━━ Record excerpts

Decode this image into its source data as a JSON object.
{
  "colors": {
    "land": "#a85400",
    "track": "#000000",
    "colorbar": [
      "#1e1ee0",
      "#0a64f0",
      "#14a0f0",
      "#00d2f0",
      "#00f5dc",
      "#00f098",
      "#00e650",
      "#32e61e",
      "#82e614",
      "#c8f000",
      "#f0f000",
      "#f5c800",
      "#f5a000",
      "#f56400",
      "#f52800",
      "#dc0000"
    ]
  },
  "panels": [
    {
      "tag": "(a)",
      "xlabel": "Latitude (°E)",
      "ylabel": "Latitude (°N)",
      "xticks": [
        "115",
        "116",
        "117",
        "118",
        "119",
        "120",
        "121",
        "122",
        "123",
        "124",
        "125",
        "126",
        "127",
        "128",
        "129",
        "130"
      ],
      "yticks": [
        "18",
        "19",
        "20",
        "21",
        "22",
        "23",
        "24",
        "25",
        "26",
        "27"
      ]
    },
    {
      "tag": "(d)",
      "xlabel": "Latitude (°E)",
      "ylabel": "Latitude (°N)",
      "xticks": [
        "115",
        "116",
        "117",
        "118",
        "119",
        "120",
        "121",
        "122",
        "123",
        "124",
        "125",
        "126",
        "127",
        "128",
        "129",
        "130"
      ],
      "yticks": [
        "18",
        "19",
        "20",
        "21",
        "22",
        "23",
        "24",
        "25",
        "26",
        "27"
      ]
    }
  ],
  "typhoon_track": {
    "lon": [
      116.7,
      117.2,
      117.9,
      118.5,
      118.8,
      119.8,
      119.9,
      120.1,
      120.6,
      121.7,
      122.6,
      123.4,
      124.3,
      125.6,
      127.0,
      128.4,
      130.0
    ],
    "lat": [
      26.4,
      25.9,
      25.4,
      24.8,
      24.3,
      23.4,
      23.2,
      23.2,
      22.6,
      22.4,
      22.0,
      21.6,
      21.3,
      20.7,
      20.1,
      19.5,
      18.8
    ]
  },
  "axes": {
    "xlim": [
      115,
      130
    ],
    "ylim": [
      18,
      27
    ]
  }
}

━━━━

Instructions for the task ▸ Take the entries above and copy them out exactly.

Response ▸
Decode this image into its source data as a JSON object.
{
  "colors": {
    "land": "#a85400",
    "track": "#000000",
    "colorbar": [
      "#1e1ee0",
      "#0a64f0",
      "#14a0f0",
      "#00d2f0",
      "#00f5dc",
      "#00f098",
      "#00e650",
      "#32e61e",
      "#82e614",
      "#c8f000",
      "#f0f000",
      "#f5c800",
      "#f5a000",
      "#f56400",
      "#f52800",
      "#dc0000"
    ]
  },
  "panels": [
    {
      "tag": "(a)",
      "xlabel": "Latitude (°E)",
      "ylabel": "Latitude (°N)",
      "xticks": [
        "115",
        "116",
        "117",
        "118",
        "119",
        "120",
        "121",
        "122",
        "123",
        "124",
        "125",
        "126",
        "127",
        "128",
        "129",
        "130"
      ],
      "yticks": [
        "18",
        "19",
        "20",
        "21",
        "22",
        "23",
        "24",
        "25",
        "26",
        "27"
      ]
    },
    {
      "tag": "(d)",
      "xlabel": "Latitude (°E)",
      "ylabel": "Latitude (°N)",
      "xticks": [
        "115",
        "116",
        "117",
        "118",
        "119",
        "120",
        "121",
        "122",
        "123",
        "124",
        "125",
        "126",
        "127",
        "128",
        "129",
        "130"
      ],
      "yticks": [
        "18",
        "19",
        "20",
        "21",
        "22",
        "23",
        "24",
        "25",
        "26",
        "27"
      ]
    }
  ],
  "typhoon_track": {
    "lon": [
      116.7,
      117.2,
      117.9,
      118.5,
      118.8,
      119.8,
      119.9,
      120.1,
      120.6,
      121.7,
      122.6,
      123.4,
      124.3,
      125.6,
      127.0,
      128.4,
      130.0
    ],
    "lat": [
      26.4,
      25.9,
      25.4,
      24.8,
      24.3,
      23.4,
      23.2,
      23.2,
      22.6,
      22.4,
      22.0,
      21.6,
      21.3,
      20.7,
      20.1,
      19.5,
      18.8
    ]
  },
  "axes": {
    "xlim": [
      115,
      130
    ],
    "ylim": [
      18,
      27
    ]
  }
}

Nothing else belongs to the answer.